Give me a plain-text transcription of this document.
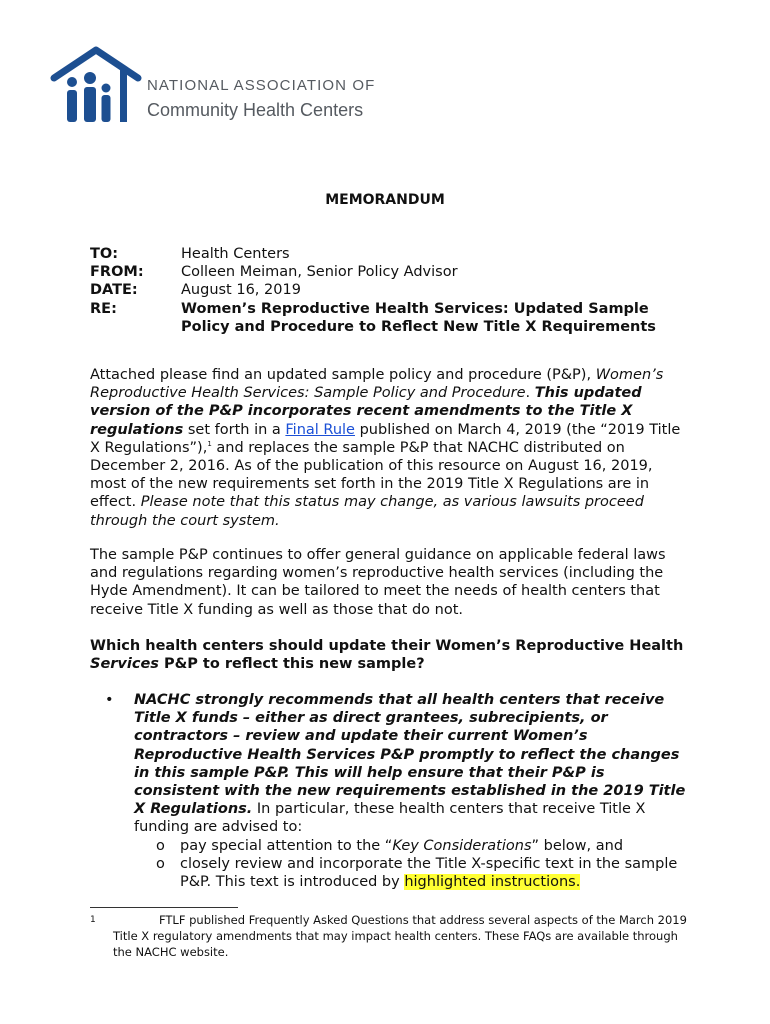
NATIONAL ASSOCIATION OF
Community Health Centers
MEMORANDUM
TO:	Health Centers
FROM:	Colleen Meiman, Senior Policy Advisor
DATE:	August 16, 2019
RE:	Women’s Reproductive Health Services: Updated Sample Policy and Procedure to Reflect New Title X Requirements
Attached please find an updated sample policy and procedure (P&P), Women’s Reproductive Health Services: Sample Policy and Procedure. This updated version of the P&P incorporates recent amendments to the Title X regulations set forth in a Final Rule published on March 4, 2019 (the “2019 Title X Regulations”),$^1$ and replaces the sample P&P that NACHC distributed on December 2, 2016. As of the publication of this resource on August 16, 2019, most of the new requirements set forth in the 2019 Title X Regulations are in effect. Please note that this status may change, as various lawsuits proceed through the court system.
The sample P&P continues to offer general guidance on applicable federal laws and regulations regarding women’s reproductive health services (including the Hyde Amendment). It can be tailored to meet the needs of health centers that receive Title X funding as well as those that do not.
Which health centers should update their Women’s Reproductive Health Services P&P to reflect this new sample?
• NACHC strongly recommends that all health centers that receive Title X funds – either as direct grantees, subrecipients, or contractors – review and update their current Women’s Reproductive Health Services P&P promptly to reflect the changes in this sample P&P. This will help ensure that their P&P is consistent with the new requirements established in the 2019 Title X Regulations. In particular, these health centers that receive Title X funding are advised to:
o pay special attention to the “Key Considerations” below, and
o closely review and incorporate the Title X-specific text in the sample P&P. This text is introduced by highlighted instructions.
1	FTLF published Frequently Asked Questions that address several aspects of the March 2019 Title X regulatory amendments that may impact health centers. These FAQs are available through the NACHC website.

• [PROBLEM STATEMENT]: Go through the entries above and copy every line containing "published".

• [SOLVED EXERCISE]:
Attached please find an updated sample policy and procedure (P&P), Women’s Reproductive Health Services: Sample Policy and Procedure. This updated version of the P&P incorporates recent amendments to the Title X regulations set forth in a Final Rule published on March 4, 2019 (the “2019 Title X Regulations”),$^1$ and replaces the sample P&P that NACHC distributed on December 2, 2016. As of the publication of this resource on August 16, 2019, most of the new requirements set forth in the 2019 Title X Regulations are in effect. Please note that this status may change, as various lawsuits proceed through the court system.
1	FTLF published Frequently Asked Questions that address several aspects of the March 2019 Title X regulatory amendments that may impact health centers. These FAQs are available through the NACHC website.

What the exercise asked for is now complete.